Can you retype, without any changes, the stretch of the material below from the line containing "x-tick-label: 1950 xyxy=(111,1012,149,1031)" through the line containing "y-tick-label: 3 xyxy=(16,315,25,334)"?

----

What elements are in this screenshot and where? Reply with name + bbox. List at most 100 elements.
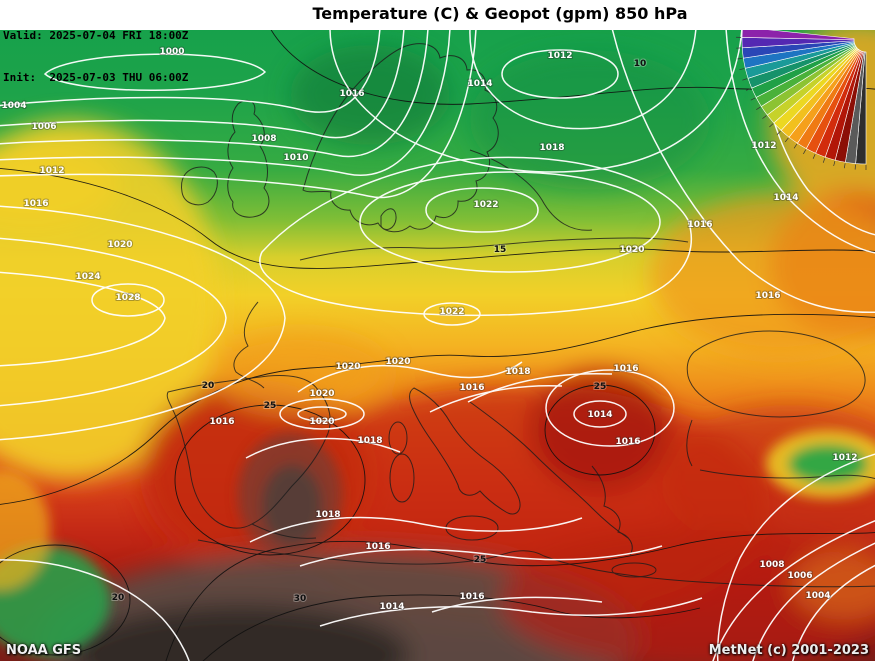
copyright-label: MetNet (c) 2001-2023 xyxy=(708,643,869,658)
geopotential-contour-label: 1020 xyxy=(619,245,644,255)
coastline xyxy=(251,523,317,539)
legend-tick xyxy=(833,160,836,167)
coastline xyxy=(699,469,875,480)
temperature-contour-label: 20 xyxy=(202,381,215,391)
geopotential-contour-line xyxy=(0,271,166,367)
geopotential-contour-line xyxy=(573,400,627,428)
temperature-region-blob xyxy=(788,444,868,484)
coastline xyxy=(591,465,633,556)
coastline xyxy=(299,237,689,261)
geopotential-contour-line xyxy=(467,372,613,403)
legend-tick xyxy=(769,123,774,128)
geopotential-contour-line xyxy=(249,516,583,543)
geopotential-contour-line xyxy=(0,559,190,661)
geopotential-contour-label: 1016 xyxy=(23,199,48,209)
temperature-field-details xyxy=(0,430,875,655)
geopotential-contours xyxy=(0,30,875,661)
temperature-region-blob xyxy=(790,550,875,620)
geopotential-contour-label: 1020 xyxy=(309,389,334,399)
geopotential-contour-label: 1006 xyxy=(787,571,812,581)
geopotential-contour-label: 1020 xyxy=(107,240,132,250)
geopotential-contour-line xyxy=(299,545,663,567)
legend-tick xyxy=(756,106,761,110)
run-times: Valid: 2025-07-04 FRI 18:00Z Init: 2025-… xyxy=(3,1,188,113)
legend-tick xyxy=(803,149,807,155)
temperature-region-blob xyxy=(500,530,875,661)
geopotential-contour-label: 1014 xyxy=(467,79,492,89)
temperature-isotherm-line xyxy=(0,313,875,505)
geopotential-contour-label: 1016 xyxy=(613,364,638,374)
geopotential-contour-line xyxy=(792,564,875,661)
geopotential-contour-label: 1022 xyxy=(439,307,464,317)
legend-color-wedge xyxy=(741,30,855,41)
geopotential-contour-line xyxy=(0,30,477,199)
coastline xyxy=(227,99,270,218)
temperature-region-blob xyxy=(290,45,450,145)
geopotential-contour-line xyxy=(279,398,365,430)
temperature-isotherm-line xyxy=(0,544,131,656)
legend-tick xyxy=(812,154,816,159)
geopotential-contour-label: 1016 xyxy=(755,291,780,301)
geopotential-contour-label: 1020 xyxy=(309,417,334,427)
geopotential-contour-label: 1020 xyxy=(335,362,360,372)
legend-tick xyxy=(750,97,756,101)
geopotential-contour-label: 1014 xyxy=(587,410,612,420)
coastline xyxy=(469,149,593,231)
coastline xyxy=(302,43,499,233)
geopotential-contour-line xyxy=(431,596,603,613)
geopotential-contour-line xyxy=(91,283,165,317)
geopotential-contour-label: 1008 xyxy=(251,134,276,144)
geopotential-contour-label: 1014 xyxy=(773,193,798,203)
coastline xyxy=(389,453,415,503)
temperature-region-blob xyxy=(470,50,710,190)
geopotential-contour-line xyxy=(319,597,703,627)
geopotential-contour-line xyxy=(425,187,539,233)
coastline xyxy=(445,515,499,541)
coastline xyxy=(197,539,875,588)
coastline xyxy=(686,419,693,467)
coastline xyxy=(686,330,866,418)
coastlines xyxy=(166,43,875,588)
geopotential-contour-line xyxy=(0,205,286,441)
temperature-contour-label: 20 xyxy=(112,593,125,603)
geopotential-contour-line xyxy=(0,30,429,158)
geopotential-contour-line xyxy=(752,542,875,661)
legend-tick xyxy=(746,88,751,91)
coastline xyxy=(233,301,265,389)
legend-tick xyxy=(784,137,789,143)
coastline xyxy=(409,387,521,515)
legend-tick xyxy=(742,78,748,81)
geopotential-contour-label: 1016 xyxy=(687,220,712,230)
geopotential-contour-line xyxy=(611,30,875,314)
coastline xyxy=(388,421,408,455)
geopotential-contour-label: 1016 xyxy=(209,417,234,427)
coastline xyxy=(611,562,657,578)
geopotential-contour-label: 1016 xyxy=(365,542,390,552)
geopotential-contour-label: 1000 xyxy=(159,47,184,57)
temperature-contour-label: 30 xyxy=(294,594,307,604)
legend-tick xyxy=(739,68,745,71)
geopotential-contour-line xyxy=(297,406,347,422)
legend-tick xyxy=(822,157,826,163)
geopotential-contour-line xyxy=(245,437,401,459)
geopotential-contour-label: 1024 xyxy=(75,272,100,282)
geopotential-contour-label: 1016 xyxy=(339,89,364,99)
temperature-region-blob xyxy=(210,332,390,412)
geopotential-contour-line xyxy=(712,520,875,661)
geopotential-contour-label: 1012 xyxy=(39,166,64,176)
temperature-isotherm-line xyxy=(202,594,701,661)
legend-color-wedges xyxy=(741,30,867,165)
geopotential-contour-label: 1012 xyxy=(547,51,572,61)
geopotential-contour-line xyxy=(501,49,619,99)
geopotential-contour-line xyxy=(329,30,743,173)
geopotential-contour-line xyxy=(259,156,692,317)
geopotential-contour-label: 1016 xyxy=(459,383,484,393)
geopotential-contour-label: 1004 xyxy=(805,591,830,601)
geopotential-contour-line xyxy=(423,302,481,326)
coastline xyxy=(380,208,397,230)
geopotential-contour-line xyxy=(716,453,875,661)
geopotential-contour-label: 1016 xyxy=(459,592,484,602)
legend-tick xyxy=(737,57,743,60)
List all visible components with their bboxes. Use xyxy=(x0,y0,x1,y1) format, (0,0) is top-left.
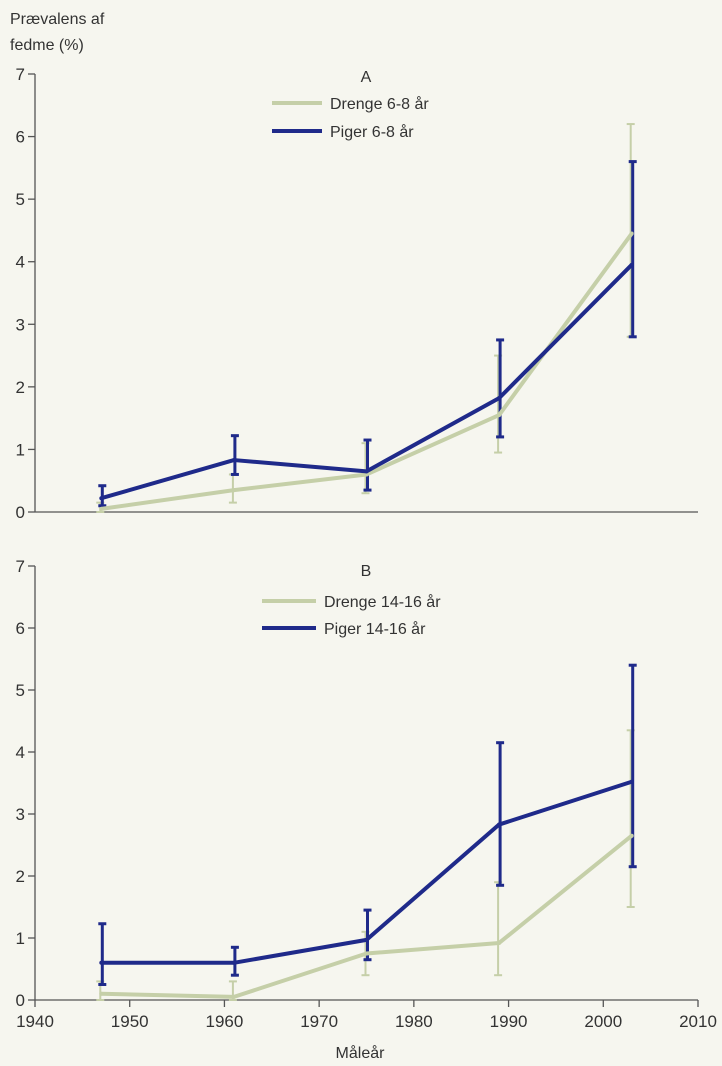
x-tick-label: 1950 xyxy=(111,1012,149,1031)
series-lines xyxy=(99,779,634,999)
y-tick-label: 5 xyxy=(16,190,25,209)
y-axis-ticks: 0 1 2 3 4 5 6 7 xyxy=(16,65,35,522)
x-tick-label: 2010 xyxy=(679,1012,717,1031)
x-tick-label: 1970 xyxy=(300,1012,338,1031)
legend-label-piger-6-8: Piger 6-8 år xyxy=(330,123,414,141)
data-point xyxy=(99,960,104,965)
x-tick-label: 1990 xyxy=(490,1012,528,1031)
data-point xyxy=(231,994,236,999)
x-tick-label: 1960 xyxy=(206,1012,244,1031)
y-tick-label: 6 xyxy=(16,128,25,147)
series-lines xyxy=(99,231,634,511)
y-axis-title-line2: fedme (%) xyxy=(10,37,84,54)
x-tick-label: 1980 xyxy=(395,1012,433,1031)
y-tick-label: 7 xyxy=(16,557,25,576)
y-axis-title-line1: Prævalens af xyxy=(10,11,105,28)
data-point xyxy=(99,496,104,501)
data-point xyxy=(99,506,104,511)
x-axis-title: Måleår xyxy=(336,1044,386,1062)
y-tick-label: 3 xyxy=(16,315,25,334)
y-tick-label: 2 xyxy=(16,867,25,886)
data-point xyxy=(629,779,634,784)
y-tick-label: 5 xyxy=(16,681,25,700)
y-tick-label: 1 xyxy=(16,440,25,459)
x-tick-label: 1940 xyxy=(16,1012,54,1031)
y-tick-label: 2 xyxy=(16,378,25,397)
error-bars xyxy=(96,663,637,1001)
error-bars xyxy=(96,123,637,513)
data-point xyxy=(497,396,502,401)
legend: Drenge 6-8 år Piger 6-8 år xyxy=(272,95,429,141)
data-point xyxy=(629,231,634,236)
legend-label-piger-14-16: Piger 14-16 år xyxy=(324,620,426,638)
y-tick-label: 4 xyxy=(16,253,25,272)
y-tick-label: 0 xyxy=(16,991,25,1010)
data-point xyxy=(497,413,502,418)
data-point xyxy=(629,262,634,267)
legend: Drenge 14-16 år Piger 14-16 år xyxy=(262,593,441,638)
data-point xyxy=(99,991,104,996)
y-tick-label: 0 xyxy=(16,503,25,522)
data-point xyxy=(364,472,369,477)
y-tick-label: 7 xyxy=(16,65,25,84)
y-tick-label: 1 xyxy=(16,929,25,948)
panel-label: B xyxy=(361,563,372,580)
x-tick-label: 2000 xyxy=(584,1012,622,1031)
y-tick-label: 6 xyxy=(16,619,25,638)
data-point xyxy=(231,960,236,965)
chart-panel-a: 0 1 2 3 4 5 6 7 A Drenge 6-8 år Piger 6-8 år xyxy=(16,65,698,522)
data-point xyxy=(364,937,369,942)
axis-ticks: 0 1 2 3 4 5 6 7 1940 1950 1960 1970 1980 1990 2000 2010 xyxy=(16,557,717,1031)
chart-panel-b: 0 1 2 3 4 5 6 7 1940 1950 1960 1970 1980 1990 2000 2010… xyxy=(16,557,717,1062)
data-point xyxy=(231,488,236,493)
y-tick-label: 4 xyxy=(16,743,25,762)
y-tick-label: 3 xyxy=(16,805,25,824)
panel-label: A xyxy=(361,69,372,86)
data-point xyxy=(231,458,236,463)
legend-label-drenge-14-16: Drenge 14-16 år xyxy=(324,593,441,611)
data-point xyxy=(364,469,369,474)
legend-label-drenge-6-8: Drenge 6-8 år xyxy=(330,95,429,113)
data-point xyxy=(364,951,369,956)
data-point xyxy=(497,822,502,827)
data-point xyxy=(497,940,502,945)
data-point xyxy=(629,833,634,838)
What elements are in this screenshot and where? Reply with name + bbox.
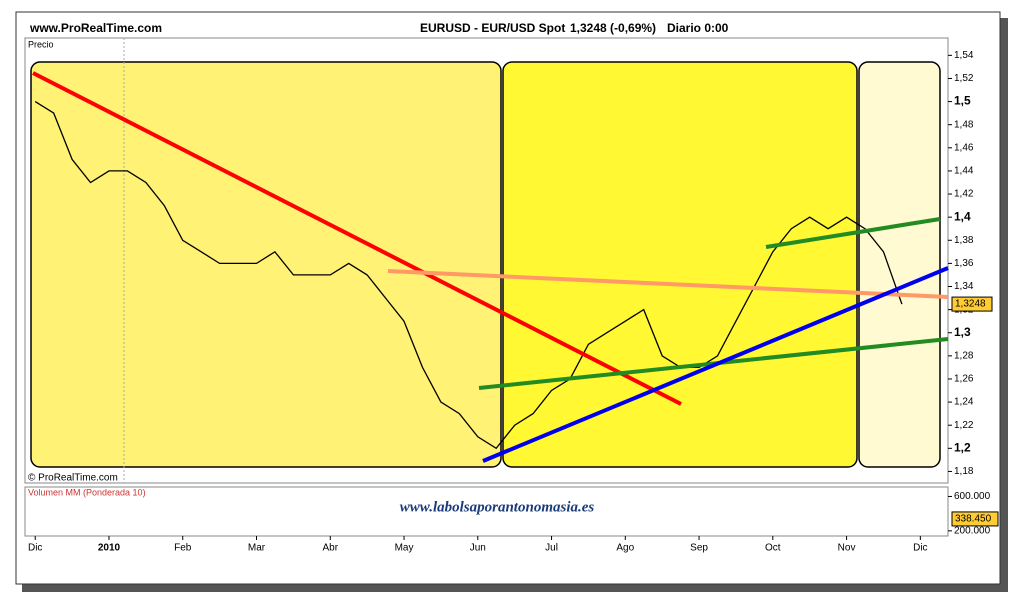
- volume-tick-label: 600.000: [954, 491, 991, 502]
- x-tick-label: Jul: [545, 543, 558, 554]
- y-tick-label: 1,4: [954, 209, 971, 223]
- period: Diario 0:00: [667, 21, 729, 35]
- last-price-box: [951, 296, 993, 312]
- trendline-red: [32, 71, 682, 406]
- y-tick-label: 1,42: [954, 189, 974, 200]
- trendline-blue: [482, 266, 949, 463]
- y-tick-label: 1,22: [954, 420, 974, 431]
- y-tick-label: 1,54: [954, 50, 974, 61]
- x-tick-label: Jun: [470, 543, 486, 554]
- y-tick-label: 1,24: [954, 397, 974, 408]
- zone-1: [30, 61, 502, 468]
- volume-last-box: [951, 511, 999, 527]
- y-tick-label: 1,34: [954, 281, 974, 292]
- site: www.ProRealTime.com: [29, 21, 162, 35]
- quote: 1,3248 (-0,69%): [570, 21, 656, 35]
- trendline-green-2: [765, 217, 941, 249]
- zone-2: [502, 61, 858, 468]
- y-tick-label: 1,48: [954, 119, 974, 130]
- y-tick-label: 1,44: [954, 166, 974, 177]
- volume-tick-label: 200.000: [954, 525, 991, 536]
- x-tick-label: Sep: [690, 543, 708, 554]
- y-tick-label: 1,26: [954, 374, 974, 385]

----

**ANSWER TO THE TASK:**
x-tick-label: 1950 xyxy=(111,1012,149,1031)
series-lines xyxy=(99,779,634,999)
y-tick-label: 5 xyxy=(16,190,25,209)
y-axis-ticks: 0 1 2 3 4 5 6 7 xyxy=(16,65,35,522)
x-tick-label: 2010 xyxy=(679,1012,717,1031)
x-tick-label: 1970 xyxy=(300,1012,338,1031)
legend-label-piger-6-8: Piger 6-8 år xyxy=(330,123,414,141)
data-point xyxy=(99,960,104,965)
x-tick-label: 1990 xyxy=(490,1012,528,1031)
data-point xyxy=(231,994,236,999)
x-tick-label: 1960 xyxy=(206,1012,244,1031)
y-tick-label: 6 xyxy=(16,128,25,147)
series-lines xyxy=(99,231,634,511)
y-axis-title-line2: fedme (%) xyxy=(10,37,84,54)
x-tick-label: 1980 xyxy=(395,1012,433,1031)
y-tick-label: 7 xyxy=(16,557,25,576)
y-axis-title-line1: Prævalens af xyxy=(10,11,105,28)
data-point xyxy=(99,496,104,501)
data-point xyxy=(99,506,104,511)
x-axis-title: Måleår xyxy=(336,1044,386,1062)
y-tick-label: 3 xyxy=(16,315,25,334)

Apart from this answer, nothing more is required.